▶ [EXERCISE REQUIREMENTS] Transcribe the records below in full; pictures stay out of the copy.

Dataset rows about figures:
───
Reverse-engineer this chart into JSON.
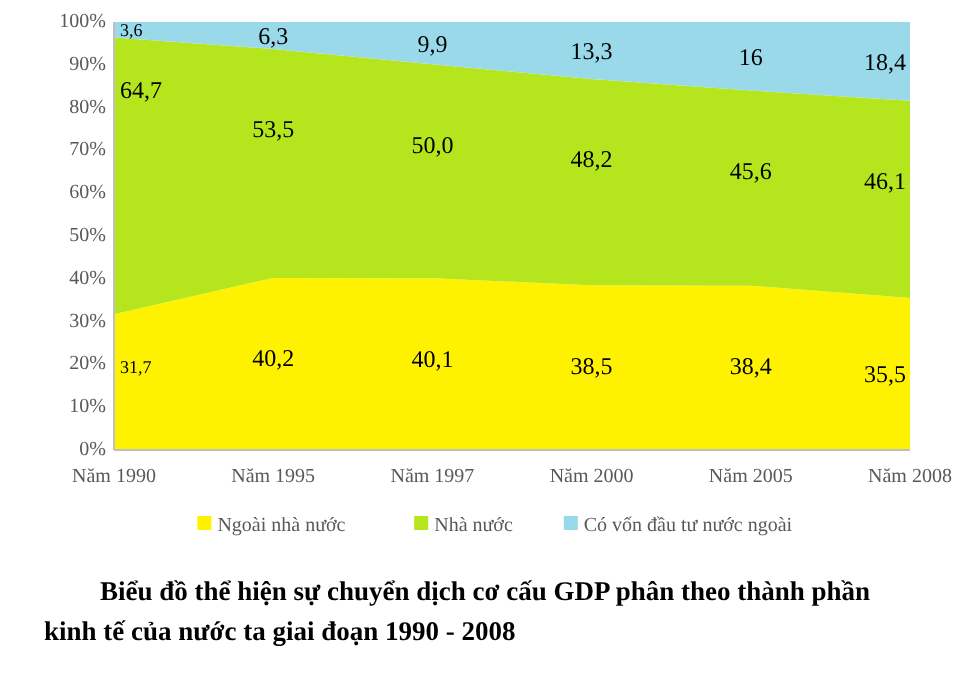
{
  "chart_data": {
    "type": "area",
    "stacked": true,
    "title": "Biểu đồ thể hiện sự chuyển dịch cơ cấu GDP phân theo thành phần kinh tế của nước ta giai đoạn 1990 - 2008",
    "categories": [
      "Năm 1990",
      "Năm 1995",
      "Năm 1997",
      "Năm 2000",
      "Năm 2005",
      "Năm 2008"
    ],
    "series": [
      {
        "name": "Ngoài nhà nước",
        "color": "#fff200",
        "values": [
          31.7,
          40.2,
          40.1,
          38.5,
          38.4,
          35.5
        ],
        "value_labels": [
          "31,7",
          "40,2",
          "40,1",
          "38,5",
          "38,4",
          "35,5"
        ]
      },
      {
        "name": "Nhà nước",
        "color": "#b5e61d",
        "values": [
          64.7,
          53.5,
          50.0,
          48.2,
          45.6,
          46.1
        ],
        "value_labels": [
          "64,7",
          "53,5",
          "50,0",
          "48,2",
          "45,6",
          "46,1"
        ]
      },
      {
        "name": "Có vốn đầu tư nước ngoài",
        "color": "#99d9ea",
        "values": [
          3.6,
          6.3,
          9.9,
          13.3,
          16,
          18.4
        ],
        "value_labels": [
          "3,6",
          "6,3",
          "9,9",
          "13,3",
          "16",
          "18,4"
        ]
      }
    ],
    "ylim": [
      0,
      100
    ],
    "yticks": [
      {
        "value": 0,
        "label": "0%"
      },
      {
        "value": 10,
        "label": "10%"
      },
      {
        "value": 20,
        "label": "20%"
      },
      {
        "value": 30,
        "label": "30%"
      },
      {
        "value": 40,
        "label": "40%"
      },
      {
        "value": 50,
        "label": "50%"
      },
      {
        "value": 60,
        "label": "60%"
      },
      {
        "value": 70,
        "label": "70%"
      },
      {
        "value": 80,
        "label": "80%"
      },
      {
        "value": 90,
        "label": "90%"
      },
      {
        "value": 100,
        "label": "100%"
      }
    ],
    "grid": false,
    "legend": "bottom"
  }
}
───
▶ [EXPECTED ANSWER]
Reverse-engineer this chart into JSON.
{
  "chart_data": {
    "type": "area",
    "stacked": true,
    "title": "Biểu đồ thể hiện sự chuyển dịch cơ cấu GDP phân theo thành phần kinh tế của nước ta giai đoạn 1990 - 2008",
    "categories": [
      "Năm 1990",
      "Năm 1995",
      "Năm 1997",
      "Năm 2000",
      "Năm 2005",
      "Năm 2008"
    ],
    "series": [
      {
        "name": "Ngoài nhà nước",
        "color": "#fff200",
        "values": [
          31.7,
          40.2,
          40.1,
          38.5,
          38.4,
          35.5
        ],
        "value_labels": [
          "31,7",
          "40,2",
          "40,1",
          "38,5",
          "38,4",
          "35,5"
        ]
      },
      {
        "name": "Nhà nước",
        "color": "#b5e61d",
        "values": [
          64.7,
          53.5,
          50.0,
          48.2,
          45.6,
          46.1
        ],
        "value_labels": [
          "64,7",
          "53,5",
          "50,0",
          "48,2",
          "45,6",
          "46,1"
        ]
      },
      {
        "name": "Có vốn đầu tư nước ngoài",
        "color": "#99d9ea",
        "values": [
          3.6,
          6.3,
          9.9,
          13.3,
          16,
          18.4
        ],
        "value_labels": [
          "3,6",
          "6,3",
          "9,9",
          "13,3",
          "16",
          "18,4"
        ]
      }
    ],
    "ylim": [
      0,
      100
    ],
    "yticks": [
      {
        "value": 0,
        "label": "0%"
      },
      {
        "value": 10,
        "label": "10%"
      },
      {
        "value": 20,
        "label": "20%"
      },
      {
        "value": 30,
        "label": "30%"
      },
      {
        "value": 40,
        "label": "40%"
      },
      {
        "value": 50,
        "label": "50%"
      },
      {
        "value": 60,
        "label": "60%"
      },
      {
        "value": 70,
        "label": "70%"
      },
      {
        "value": 80,
        "label": "80%"
      },
      {
        "value": 90,
        "label": "90%"
      },
      {
        "value": 100,
        "label": "100%"
      }
    ],
    "grid": false,
    "legend": "bottom"
  }
}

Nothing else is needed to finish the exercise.